**** STORED RECORDS
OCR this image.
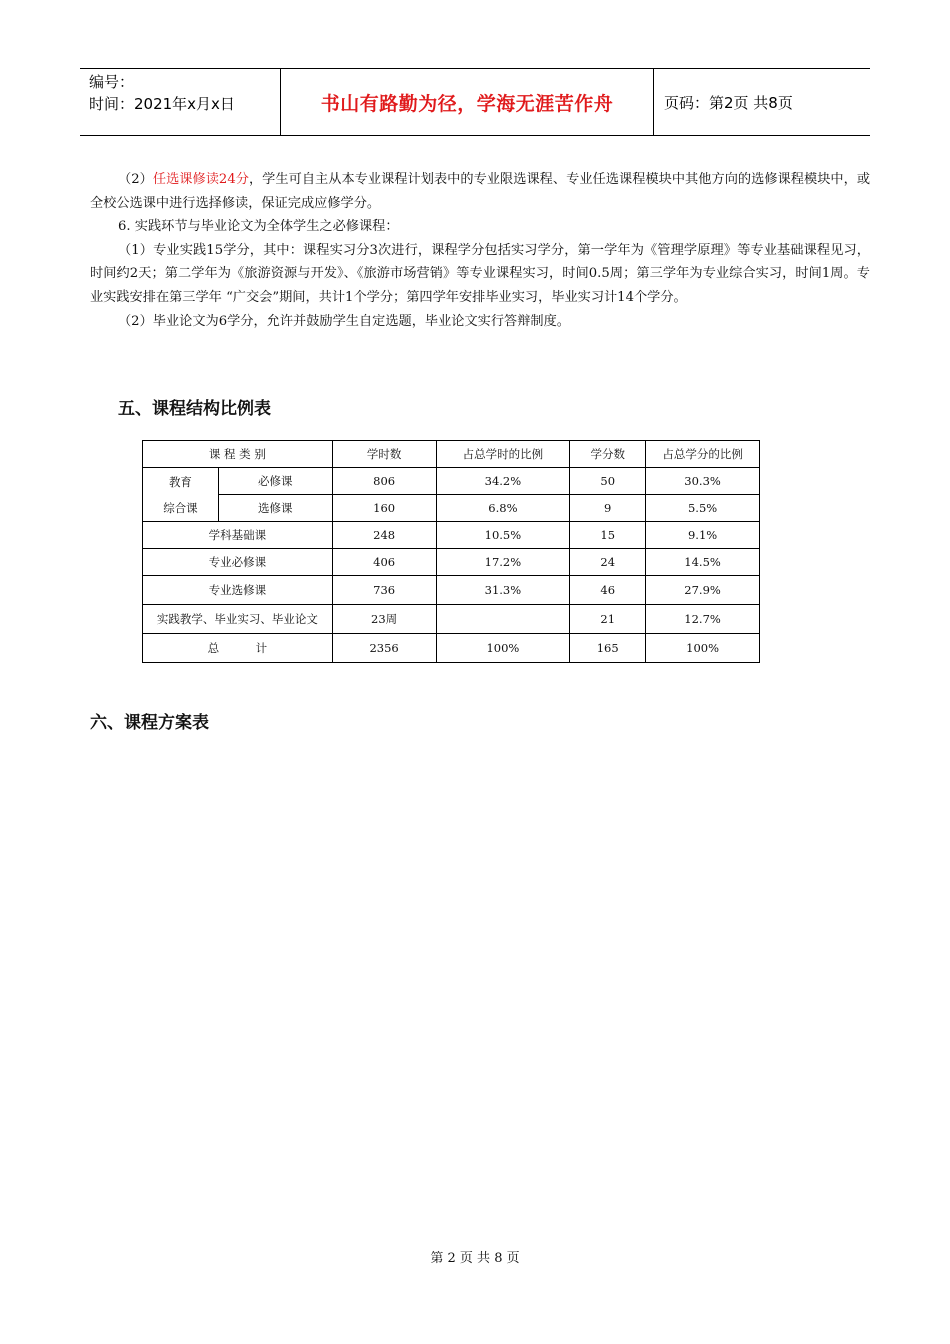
编号：
时间：2021年x月x日	书山有路勤为径，学海无涯苦作舟	页码：第2页 共8页

（2）任选课修读24分，学生可自主从本专业课程计划表中的专业限选课程、专业任选课程模块中其他方向的选修课程模块中，或全校公选课中进行选择修读，保证完成应修学分。

6. 实践环节与毕业论文为全体学生之必修课程：

（1）专业实践15学分，其中：课程实习分3次进行，课程学分包括实习学分，第一学年为《管理学原理》等专业基础课程见习，时间约2天；第二学年为《旅游资源与开发》、《旅游市场营销》等专业课程实习，时间0.5周；第三学年为专业综合实习，时间1周。专业实践安排在第三学年 “广交会”期间，共计1个学分；第四学年安排毕业实习，毕业实习计14个学分。

（2）毕业论文为6学分，允许并鼓励学生自定选题，毕业论文实行答辩制度。

五、课程结构比例表
课 程 类 别		学时数	占总学时的比例	学分数	占总学分的比例

教育
综合课	必修课	806	34.2%	50	30.3%
	选修课	160	6.8%	9	5.5%
学科基础课		248	10.5%	15	9.1%
专业必修课		406	17.2%	24	14.5%
专业选修课		736	31.3%	46	27.9%
实践教学、毕业实习、毕业论文		23周		21	12.7%
总          计		2356	100%	165	100%
六、课程方案表
第 2 页 共 8 页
********
Images do not belong in the copy; reproduce all other parts of the records above verbatim.

OCR this image.
编号：
时间：2021年x月x日	书山有路勤为径，学海无涯苦作舟	页码：第2页 共8页

（2）任选课修读24分，学生可自主从本专业课程计划表中的专业限选课程、专业任选课程模块中其他方向的选修课程模块中，或全校公选课中进行选择修读，保证完成应修学分。

6. 实践环节与毕业论文为全体学生之必修课程：

（1）专业实践15学分，其中：课程实习分3次进行，课程学分包括实习学分，第一学年为《管理学原理》等专业基础课程见习，时间约2天；第二学年为《旅游资源与开发》、《旅游市场营销》等专业课程实习，时间0.5周；第三学年为专业综合实习，时间1周。专业实践安排在第三学年 “广交会”期间，共计1个学分；第四学年安排毕业实习，毕业实习计14个学分。

（2）毕业论文为6学分，允许并鼓励学生自定选题，毕业论文实行答辩制度。

五、课程结构比例表
课 程 类 别		学时数	占总学时的比例	学分数	占总学分的比例

教育
综合课	必修课	806	34.2%	50	30.3%
	选修课	160	6.8%	9	5.5%
学科基础课		248	10.5%	15	9.1%
专业必修课		406	17.2%	24	14.5%
专业选修课		736	31.3%	46	27.9%
实践教学、毕业实习、毕业论文		23周		21	12.7%
总          计		2356	100%	165	100%
六、课程方案表
第 2 页 共 8 页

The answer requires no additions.